Extract the full listing verbatim and drop any pictures from your copy.

────────────────────────────────────────

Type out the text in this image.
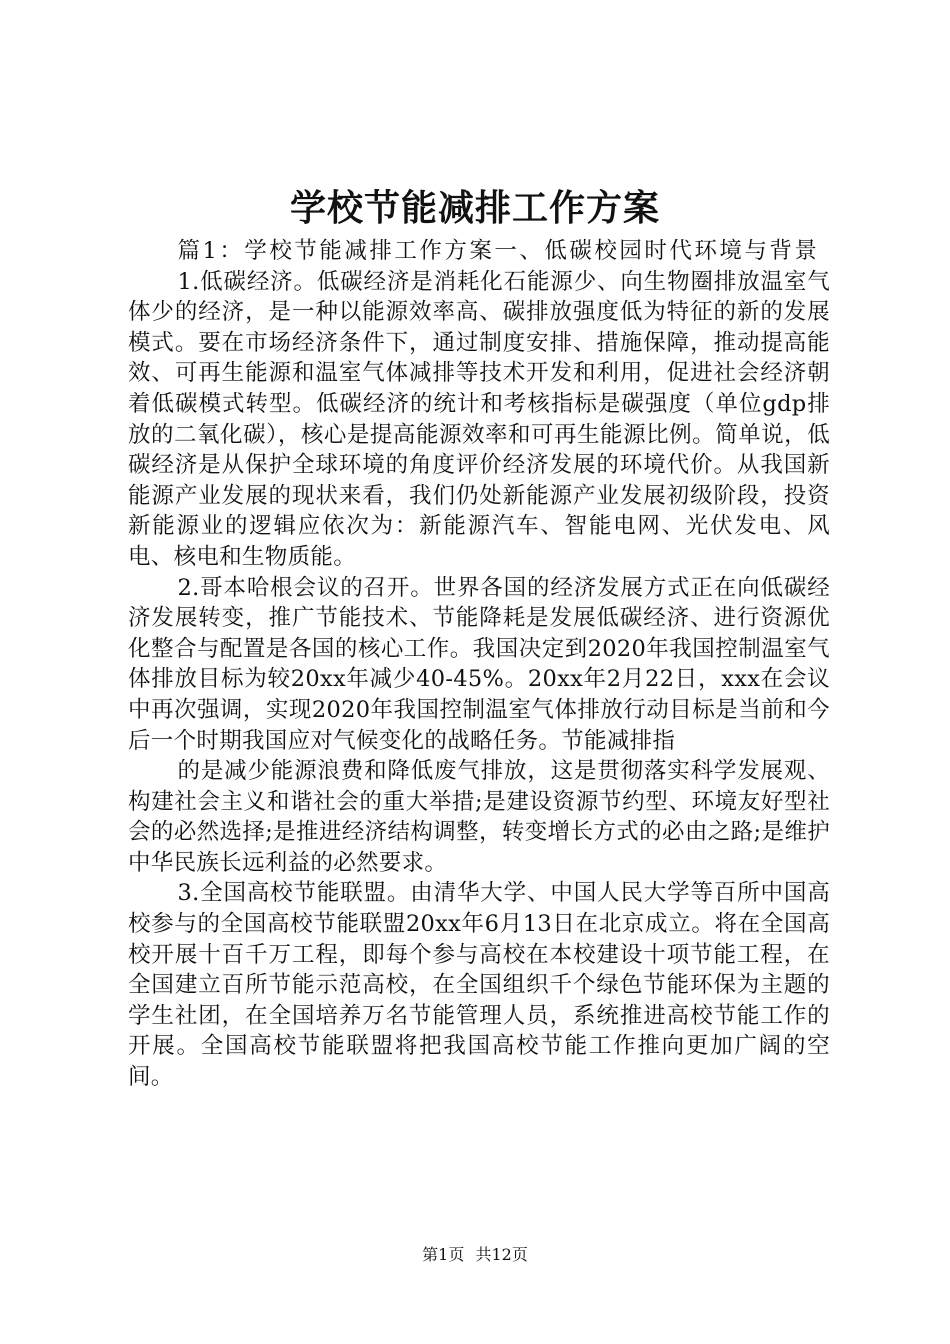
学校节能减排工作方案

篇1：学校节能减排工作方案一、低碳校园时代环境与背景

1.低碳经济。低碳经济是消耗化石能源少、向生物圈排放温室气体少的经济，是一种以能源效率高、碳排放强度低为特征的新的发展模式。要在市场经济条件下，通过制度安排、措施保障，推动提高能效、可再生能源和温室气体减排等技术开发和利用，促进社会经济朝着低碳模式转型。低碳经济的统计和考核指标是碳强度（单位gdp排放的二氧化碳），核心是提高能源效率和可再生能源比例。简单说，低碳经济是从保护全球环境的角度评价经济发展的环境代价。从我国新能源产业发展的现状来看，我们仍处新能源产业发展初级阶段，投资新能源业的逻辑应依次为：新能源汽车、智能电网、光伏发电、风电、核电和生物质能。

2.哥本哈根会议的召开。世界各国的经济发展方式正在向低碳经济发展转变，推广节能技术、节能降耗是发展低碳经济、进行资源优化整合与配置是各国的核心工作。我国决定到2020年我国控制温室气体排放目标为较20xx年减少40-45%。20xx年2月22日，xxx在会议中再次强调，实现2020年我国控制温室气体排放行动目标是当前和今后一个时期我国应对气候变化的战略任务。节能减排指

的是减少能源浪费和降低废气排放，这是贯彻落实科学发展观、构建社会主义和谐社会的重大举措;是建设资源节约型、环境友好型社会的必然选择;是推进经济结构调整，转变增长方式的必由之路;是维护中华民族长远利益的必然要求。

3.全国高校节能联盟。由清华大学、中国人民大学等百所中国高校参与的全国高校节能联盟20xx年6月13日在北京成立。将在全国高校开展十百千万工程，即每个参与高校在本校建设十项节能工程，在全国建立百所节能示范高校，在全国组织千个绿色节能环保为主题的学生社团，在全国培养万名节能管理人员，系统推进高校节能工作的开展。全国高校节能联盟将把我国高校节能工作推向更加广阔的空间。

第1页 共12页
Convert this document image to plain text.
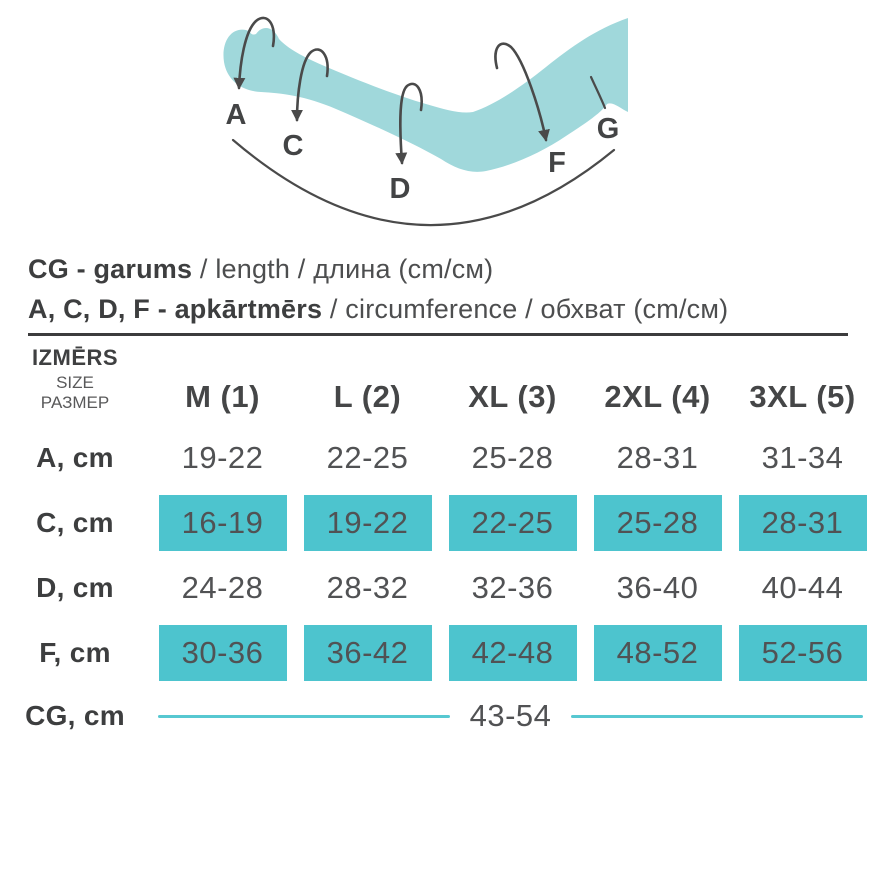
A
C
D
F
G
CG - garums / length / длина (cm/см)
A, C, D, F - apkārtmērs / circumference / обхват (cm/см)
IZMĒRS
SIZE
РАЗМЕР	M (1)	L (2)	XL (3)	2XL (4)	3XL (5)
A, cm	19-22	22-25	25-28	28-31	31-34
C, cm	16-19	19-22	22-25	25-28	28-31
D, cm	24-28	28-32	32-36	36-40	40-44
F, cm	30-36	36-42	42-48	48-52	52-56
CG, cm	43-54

────────────────────────────────────────

_Result of the task:_
Type out the text in this image.
学校节能减排工作方案

篇1：学校节能减排工作方案一、低碳校园时代环境与背景

1.低碳经济。低碳经济是消耗化石能源少、向生物圈排放温室气体少的经济，是一种以能源效率高、碳排放强度低为特征的新的发展模式。要在市场经济条件下，通过制度安排、措施保障，推动提高能效、可再生能源和温室气体减排等技术开发和利用，促进社会经济朝着低碳模式转型。低碳经济的统计和考核指标是碳强度（单位gdp排放的二氧化碳），核心是提高能源效率和可再生能源比例。简单说，低碳经济是从保护全球环境的角度评价经济发展的环境代价。从我国新能源产业发展的现状来看，我们仍处新能源产业发展初级阶段，投资新能源业的逻辑应依次为：新能源汽车、智能电网、光伏发电、风电、核电和生物质能。

2.哥本哈根会议的召开。世界各国的经济发展方式正在向低碳经济发展转变，推广节能技术、节能降耗是发展低碳经济、进行资源优化整合与配置是各国的核心工作。我国决定到2020年我国控制温室气体排放目标为较20xx年减少40-45%。20xx年2月22日，xxx在会议中再次强调，实现2020年我国控制温室气体排放行动目标是当前和今后一个时期我国应对气候变化的战略任务。节能减排指

的是减少能源浪费和降低废气排放，这是贯彻落实科学发展观、构建社会主义和谐社会的重大举措;是建设资源节约型、环境友好型社会的必然选择;是推进经济结构调整，转变增长方式的必由之路;是维护中华民族长远利益的必然要求。

3.全国高校节能联盟。由清华大学、中国人民大学等百所中国高校参与的全国高校节能联盟20xx年6月13日在北京成立。将在全国高校开展十百千万工程，即每个参与高校在本校建设十项节能工程，在全国建立百所节能示范高校，在全国组织千个绿色节能环保为主题的学生社团，在全国培养万名节能管理人员，系统推进高校节能工作的开展。全国高校节能联盟将把我国高校节能工作推向更加广阔的空间。

第1页 共12页
Convert this document image to plain text.
A
C
D
F
G
CG - garums / length / длина (cm/см)
A, C, D, F - apkārtmērs / circumference / обхват (cm/см)
IZMĒRS
SIZE
РАЗМЕР	M (1)	L (2)	XL (3)	2XL (4)	3XL (5)
A, cm	19-22	22-25	25-28	28-31	31-34
C, cm	16-19	19-22	22-25	25-28	28-31
D, cm	24-28	28-32	32-36	36-40	40-44
F, cm	30-36	36-42	42-48	48-52	52-56
CG, cm	43-54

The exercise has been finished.